▶ **Exercise**: Extract the complete listing and output it unchanged.

▶ **Collected data entries**:
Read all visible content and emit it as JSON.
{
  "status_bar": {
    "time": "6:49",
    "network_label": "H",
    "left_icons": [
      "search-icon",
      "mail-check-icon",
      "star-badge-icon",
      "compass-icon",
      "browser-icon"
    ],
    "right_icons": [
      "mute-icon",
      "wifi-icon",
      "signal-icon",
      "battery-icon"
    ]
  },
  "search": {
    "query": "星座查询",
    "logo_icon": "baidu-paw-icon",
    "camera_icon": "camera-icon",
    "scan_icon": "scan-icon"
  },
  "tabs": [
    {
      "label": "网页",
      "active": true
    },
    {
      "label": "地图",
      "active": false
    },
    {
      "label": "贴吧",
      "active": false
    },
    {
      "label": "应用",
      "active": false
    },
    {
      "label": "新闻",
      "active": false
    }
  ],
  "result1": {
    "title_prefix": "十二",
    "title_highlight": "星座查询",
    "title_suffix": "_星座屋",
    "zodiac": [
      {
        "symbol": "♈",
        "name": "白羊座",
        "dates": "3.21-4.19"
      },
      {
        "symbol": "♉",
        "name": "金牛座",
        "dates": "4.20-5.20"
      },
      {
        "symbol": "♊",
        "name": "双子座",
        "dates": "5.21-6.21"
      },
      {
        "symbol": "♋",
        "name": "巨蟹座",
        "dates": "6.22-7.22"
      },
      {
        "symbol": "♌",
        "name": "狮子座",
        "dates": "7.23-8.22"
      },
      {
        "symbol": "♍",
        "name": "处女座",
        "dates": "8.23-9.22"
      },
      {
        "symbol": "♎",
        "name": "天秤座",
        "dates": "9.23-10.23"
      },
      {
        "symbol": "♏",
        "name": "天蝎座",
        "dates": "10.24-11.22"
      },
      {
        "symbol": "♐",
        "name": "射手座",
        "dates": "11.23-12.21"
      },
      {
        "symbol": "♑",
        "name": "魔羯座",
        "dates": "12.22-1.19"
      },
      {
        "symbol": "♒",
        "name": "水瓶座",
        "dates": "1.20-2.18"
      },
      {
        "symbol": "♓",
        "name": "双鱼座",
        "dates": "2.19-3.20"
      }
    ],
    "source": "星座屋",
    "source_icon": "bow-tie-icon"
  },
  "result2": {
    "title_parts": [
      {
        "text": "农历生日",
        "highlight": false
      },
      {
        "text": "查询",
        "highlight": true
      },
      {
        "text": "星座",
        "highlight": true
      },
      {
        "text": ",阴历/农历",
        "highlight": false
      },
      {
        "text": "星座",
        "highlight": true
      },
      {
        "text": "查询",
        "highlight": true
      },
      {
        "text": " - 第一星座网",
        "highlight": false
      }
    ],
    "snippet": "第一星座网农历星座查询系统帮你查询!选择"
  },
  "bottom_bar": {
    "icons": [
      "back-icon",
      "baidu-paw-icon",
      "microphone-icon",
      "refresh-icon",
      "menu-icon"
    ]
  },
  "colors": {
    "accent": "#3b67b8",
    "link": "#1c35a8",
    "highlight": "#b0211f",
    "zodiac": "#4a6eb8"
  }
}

▶ **Reply to the exercise**:
Read all visible content and emit it as JSON.
{
  "status_bar": {
    "time": "6:49",
    "network_label": "H",
    "left_icons": [
      "search-icon",
      "mail-check-icon",
      "star-badge-icon",
      "compass-icon",
      "browser-icon"
    ],
    "right_icons": [
      "mute-icon",
      "wifi-icon",
      "signal-icon",
      "battery-icon"
    ]
  },
  "search": {
    "query": "星座查询",
    "logo_icon": "baidu-paw-icon",
    "camera_icon": "camera-icon",
    "scan_icon": "scan-icon"
  },
  "tabs": [
    {
      "label": "网页",
      "active": true
    },
    {
      "label": "地图",
      "active": false
    },
    {
      "label": "贴吧",
      "active": false
    },
    {
      "label": "应用",
      "active": false
    },
    {
      "label": "新闻",
      "active": false
    }
  ],
  "result1": {
    "title_prefix": "十二",
    "title_highlight": "星座查询",
    "title_suffix": "_星座屋",
    "zodiac": [
      {
        "symbol": "♈",
        "name": "白羊座",
        "dates": "3.21-4.19"
      },
      {
        "symbol": "♉",
        "name": "金牛座",
        "dates": "4.20-5.20"
      },
      {
        "symbol": "♊",
        "name": "双子座",
        "dates": "5.21-6.21"
      },
      {
        "symbol": "♋",
        "name": "巨蟹座",
        "dates": "6.22-7.22"
      },
      {
        "symbol": "♌",
        "name": "狮子座",
        "dates": "7.23-8.22"
      },
      {
        "symbol": "♍",
        "name": "处女座",
        "dates": "8.23-9.22"
      },
      {
        "symbol": "♎",
        "name": "天秤座",
        "dates": "9.23-10.23"
      },
      {
        "symbol": "♏",
        "name": "天蝎座",
        "dates": "10.24-11.22"
      },
      {
        "symbol": "♐",
        "name": "射手座",
        "dates": "11.23-12.21"
      },
      {
        "symbol": "♑",
        "name": "魔羯座",
        "dates": "12.22-1.19"
      },
      {
        "symbol": "♒",
        "name": "水瓶座",
        "dates": "1.20-2.18"
      },
      {
        "symbol": "♓",
        "name": "双鱼座",
        "dates": "2.19-3.20"
      }
    ],
    "source": "星座屋",
    "source_icon": "bow-tie-icon"
  },
  "result2": {
    "title_parts": [
      {
        "text": "农历生日",
        "highlight": false
      },
      {
        "text": "查询",
        "highlight": true
      },
      {
        "text": "星座",
        "highlight": true
      },
      {
        "text": ",阴历/农历",
        "highlight": false
      },
      {
        "text": "星座",
        "highlight": true
      },
      {
        "text": "查询",
        "highlight": true
      },
      {
        "text": " - 第一星座网",
        "highlight": false
      }
    ],
    "snippet": "第一星座网农历星座查询系统帮你查询!选择"
  },
  "bottom_bar": {
    "icons": [
      "back-icon",
      "baidu-paw-icon",
      "microphone-icon",
      "refresh-icon",
      "menu-icon"
    ]
  },
  "colors": {
    "accent": "#3b67b8",
    "link": "#1c35a8",
    "highlight": "#b0211f",
    "zodiac": "#4a6eb8"
  }
}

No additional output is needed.